▸ Record list

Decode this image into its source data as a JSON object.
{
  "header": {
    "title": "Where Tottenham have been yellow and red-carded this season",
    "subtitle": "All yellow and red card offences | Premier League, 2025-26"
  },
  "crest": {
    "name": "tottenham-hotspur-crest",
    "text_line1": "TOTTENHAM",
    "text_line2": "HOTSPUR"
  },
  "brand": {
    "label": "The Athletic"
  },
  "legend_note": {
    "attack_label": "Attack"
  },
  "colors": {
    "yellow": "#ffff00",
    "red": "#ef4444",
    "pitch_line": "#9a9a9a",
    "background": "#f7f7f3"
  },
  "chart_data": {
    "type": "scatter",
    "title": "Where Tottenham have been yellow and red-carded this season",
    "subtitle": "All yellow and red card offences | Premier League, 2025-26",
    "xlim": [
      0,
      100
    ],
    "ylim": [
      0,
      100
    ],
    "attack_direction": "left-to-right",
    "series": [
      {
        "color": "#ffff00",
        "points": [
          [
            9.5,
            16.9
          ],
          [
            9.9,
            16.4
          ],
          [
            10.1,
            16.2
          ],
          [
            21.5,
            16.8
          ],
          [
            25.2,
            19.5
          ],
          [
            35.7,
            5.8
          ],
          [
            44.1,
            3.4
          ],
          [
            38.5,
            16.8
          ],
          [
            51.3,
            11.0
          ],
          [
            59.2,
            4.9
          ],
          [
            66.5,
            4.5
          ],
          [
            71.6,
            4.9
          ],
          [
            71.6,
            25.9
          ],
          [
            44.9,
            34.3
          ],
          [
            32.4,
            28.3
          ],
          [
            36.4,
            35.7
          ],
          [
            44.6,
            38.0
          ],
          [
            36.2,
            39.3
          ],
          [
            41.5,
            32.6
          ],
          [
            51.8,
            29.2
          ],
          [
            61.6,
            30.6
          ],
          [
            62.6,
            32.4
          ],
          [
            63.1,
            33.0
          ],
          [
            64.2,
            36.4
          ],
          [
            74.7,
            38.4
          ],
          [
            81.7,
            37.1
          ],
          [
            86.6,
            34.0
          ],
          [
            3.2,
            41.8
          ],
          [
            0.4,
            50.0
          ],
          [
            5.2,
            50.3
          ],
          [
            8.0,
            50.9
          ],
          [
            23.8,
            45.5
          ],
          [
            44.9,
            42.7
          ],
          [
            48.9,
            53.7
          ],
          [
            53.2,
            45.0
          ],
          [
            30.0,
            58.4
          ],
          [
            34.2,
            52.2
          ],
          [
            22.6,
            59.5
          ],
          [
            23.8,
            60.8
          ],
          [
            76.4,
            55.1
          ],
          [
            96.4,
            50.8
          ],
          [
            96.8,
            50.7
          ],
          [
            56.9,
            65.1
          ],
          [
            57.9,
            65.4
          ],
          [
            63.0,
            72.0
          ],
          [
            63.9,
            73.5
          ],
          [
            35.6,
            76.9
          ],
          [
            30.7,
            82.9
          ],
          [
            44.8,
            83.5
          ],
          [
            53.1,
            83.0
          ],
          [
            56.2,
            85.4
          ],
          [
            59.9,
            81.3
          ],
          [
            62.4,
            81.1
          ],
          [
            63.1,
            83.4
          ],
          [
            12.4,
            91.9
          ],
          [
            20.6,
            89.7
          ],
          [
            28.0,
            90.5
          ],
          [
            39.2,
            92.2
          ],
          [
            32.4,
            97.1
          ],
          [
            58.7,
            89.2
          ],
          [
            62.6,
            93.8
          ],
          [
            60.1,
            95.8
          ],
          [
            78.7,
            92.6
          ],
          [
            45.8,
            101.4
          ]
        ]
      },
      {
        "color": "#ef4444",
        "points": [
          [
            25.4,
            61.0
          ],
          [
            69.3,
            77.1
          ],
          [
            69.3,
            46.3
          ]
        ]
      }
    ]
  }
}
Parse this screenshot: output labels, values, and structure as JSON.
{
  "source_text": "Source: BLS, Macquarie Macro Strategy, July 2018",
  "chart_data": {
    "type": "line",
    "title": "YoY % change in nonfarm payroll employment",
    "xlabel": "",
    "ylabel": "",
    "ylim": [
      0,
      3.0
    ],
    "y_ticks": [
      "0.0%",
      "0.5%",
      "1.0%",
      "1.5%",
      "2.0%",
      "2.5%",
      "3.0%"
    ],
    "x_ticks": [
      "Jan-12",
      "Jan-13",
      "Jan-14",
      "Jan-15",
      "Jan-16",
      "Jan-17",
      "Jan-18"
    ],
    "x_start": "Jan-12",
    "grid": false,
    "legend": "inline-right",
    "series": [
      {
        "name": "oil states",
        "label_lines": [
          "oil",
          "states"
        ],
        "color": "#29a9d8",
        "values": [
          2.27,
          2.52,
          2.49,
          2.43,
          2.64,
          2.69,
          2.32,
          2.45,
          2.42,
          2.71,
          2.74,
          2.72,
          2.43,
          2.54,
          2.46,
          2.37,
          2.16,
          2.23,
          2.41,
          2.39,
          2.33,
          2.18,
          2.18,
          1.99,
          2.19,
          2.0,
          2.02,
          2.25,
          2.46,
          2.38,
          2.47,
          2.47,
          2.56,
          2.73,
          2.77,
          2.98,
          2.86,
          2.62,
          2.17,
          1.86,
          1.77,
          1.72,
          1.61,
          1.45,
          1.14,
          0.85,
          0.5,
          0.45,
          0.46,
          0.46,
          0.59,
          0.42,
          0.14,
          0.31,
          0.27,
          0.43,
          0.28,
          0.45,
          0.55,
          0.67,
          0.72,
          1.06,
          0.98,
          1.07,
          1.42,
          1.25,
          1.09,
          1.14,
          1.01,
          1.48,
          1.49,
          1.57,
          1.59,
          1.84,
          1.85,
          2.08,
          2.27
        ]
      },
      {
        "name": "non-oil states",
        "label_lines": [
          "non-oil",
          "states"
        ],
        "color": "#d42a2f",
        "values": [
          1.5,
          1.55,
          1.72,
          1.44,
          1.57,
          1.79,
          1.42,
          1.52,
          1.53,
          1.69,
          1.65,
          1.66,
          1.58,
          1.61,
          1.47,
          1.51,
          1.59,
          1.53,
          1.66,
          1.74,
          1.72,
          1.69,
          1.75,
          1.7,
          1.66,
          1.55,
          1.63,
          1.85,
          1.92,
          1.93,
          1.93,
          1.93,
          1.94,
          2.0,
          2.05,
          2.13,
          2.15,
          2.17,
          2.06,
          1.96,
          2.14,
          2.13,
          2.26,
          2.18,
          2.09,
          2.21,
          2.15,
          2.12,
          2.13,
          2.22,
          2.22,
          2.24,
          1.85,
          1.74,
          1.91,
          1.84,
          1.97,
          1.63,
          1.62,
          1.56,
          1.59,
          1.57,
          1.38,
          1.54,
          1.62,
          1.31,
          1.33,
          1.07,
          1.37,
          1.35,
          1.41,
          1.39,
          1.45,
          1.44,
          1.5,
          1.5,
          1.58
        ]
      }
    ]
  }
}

▸ Direction
Copy each line of the records that contains the word "this".

▸ Task response
Decode this image into its source data as a JSON object.
    "title": "Where Tottenham have been yellow and red-carded this season",
    "title": "Where Tottenham have been yellow and red-carded this season",
Parse this screenshot: output labels, values, and structure as JSON.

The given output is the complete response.